Dataset items ->
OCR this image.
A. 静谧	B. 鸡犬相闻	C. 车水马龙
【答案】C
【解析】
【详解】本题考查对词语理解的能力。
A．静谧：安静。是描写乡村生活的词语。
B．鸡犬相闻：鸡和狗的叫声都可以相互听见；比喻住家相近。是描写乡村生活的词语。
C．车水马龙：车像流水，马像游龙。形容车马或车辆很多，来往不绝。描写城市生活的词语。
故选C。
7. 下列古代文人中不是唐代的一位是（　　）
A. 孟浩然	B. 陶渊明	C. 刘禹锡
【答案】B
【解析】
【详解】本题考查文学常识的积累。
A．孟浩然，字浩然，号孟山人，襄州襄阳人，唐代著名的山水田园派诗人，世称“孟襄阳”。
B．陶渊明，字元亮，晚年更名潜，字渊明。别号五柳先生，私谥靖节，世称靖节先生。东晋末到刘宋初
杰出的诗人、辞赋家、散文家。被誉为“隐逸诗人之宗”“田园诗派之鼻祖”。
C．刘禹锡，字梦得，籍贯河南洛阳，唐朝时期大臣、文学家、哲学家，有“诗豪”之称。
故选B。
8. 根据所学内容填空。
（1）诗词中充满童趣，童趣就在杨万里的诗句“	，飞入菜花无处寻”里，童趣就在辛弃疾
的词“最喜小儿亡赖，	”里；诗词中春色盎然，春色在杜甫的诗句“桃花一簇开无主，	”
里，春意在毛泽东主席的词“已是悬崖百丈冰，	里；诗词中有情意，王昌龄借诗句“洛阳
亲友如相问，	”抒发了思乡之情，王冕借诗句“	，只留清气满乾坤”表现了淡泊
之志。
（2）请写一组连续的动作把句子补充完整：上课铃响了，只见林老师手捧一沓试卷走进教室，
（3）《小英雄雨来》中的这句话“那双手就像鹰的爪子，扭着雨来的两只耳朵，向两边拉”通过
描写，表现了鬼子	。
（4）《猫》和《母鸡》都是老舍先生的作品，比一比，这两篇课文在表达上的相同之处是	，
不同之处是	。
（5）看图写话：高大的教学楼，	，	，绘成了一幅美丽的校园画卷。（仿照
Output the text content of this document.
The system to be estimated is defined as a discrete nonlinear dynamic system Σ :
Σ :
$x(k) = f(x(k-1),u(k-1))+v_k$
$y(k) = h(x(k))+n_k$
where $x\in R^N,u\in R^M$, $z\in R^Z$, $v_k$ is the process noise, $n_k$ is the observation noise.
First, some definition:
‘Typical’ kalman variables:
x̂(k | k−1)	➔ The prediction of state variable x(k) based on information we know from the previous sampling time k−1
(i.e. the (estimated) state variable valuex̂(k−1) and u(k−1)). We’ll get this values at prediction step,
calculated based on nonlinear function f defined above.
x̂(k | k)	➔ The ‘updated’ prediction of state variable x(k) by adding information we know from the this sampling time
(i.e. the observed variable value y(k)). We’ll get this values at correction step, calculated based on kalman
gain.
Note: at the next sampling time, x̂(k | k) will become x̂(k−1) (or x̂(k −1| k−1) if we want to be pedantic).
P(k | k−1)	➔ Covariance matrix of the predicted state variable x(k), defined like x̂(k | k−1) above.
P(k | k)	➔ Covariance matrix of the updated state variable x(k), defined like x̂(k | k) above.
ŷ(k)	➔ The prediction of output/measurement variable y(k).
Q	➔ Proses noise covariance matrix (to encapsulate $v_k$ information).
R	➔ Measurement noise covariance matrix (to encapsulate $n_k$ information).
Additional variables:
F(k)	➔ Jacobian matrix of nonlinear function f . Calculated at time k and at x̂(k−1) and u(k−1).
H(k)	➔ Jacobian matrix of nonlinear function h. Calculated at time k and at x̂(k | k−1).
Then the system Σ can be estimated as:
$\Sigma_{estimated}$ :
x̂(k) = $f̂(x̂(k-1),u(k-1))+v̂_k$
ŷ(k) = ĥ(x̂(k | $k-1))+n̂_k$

Request ->
Only the number is needed here: how many lines of the records contain "step"?

Correct result ->
2